__EXERCISE PROMPT__:
Using the text on the size of the day samples, answer each question below on its own line, numbered to match.
1. Given the available computing resources, about how many simulations was a maximum?
2. How many times was the procedure repeated for each sample size?
3. How many days were chosen for ONDJFM and for AMJJAS?

__TEXT__:
§

3.3.2. Size of the day samples
The total number of wind classes defines the size of the sample of selected days. As the mesoscale simulations are very time consuming, only a small number of days can be selected. According to the available computing resources, about 300 simulations was a maximum. In order to define the size of the samples, we have computed the wind rose quality criteria at each station, for each season and for different sample sizes (from 10 to 200) over the period 1974–2002. Here, observed wind roses are computed using the observed wind speeds and directions from the whole SQR dataset, and reconstructed wind roses by weighting the observed wind speed and direction of the selected days by the corresponding 850 hPa wind class frequencies. As days are selected at random, for each sample size we have repeated the procedure 1000 times in order to get an estimation of the robustness of the resulting quality criteria.
The evolution of the mean quality criterion (averaged over all stations) as a function of the sample size is shown in Figure 5. As expected, the quality criterion increases with the sample size while the dispersion decreases: the larger the size of the sample of selected days, the better the estimation of the 10 m wind properties. It can also be seen that the behaviour of the curve becomes asymptotic. This means that, from a certain size, increasing the sample size will not significantly improve the quality criteria whereas it will largely increase the computing time.
As we will see in Section 3.2.4, the quality criterion is not homogeneous over France: some areas exhibit high quality criteria, while other areas exhibit lower quality criteria. For a given classification, the difference between the highest and the lowest quality criteria is thus another indicator of the relevance of this classification. Figure 5 shows the evolution of this difference, averaged over the 1000 classifications, as a function of the sample size. It can be seen that this difference and the dispersion of this difference decrease with the sample size. However, the behaviour of the curves becomes also asymptotic. While there is a significant improvement when increasing the sample size for small sample sizes, the improvement for large sample sizes is poor considering the computing time cost.
Finally, we estimated that 100 days for ONDJFM and 100 days for AMJJAS were a good compromise (quality criterion close to 80 and about 6 months of computing time with Meso–NH for 200 simulations).

§

__DATA LINES__:
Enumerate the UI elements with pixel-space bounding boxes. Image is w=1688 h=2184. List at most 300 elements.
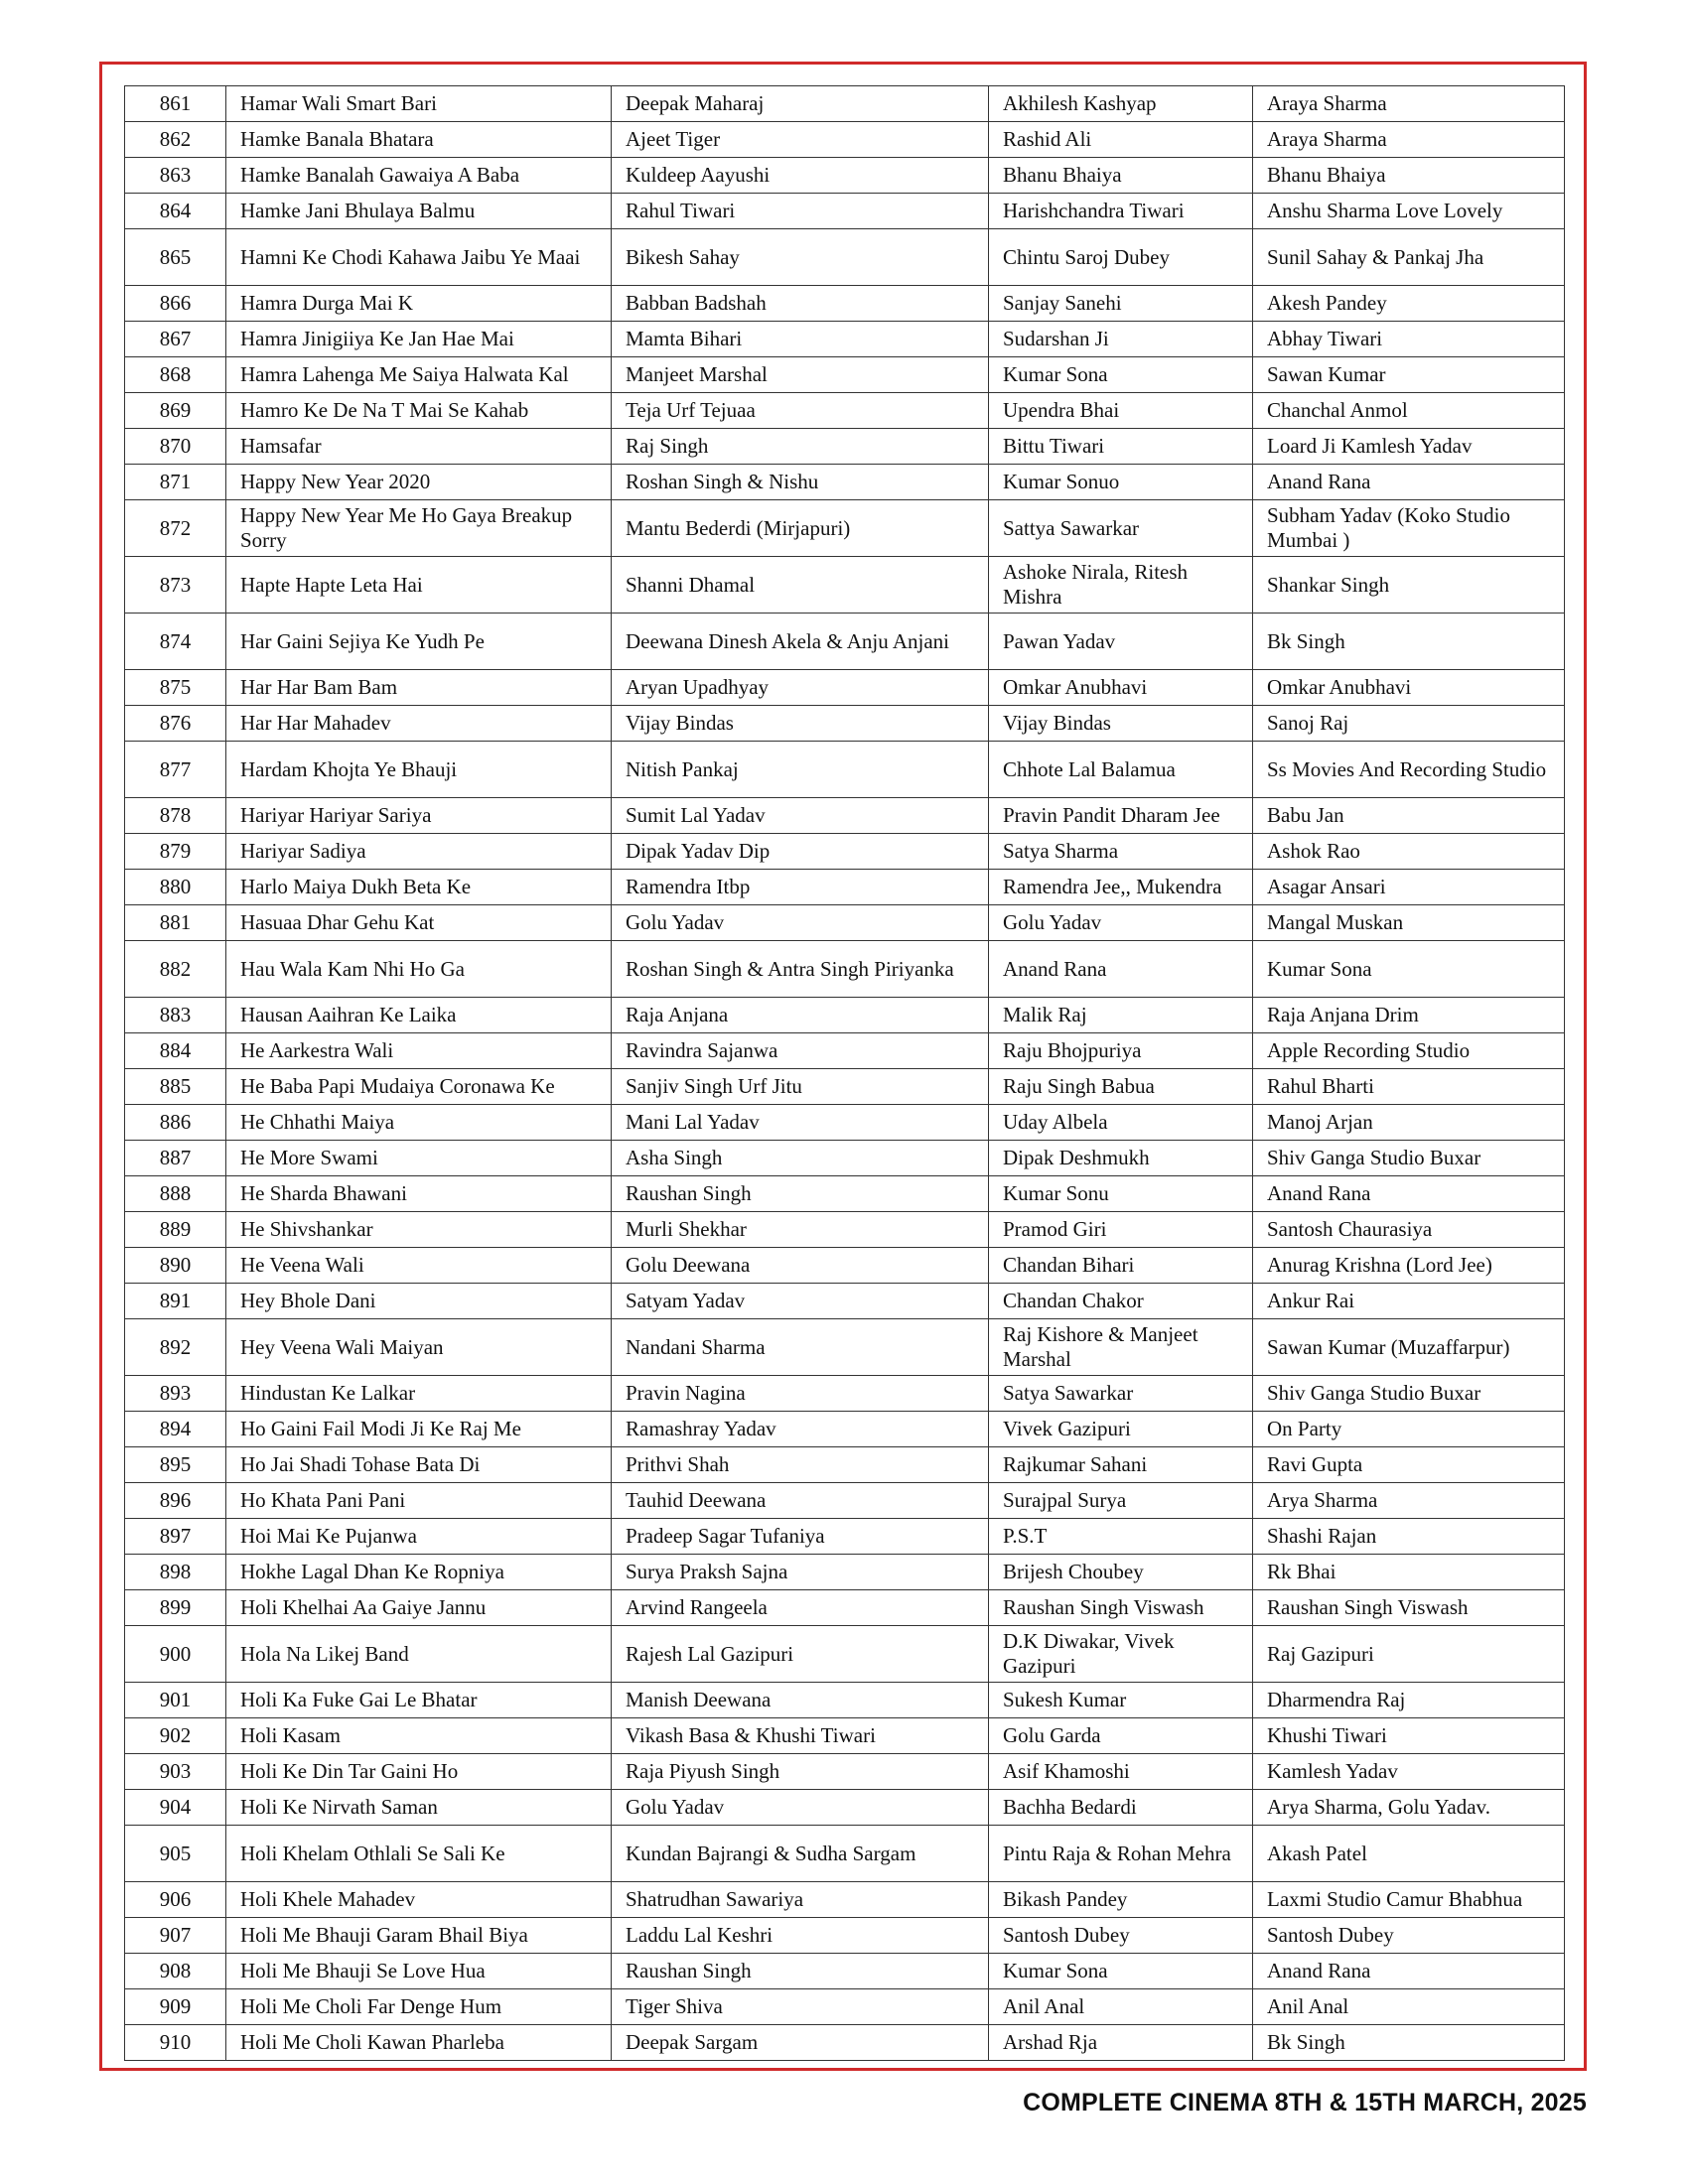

§

__WRITTEN RESPONSE__:
1. About 300 simulations.
2. 1000 times.
3. 100 days for ONDJFM and 100 days for AMJJAS.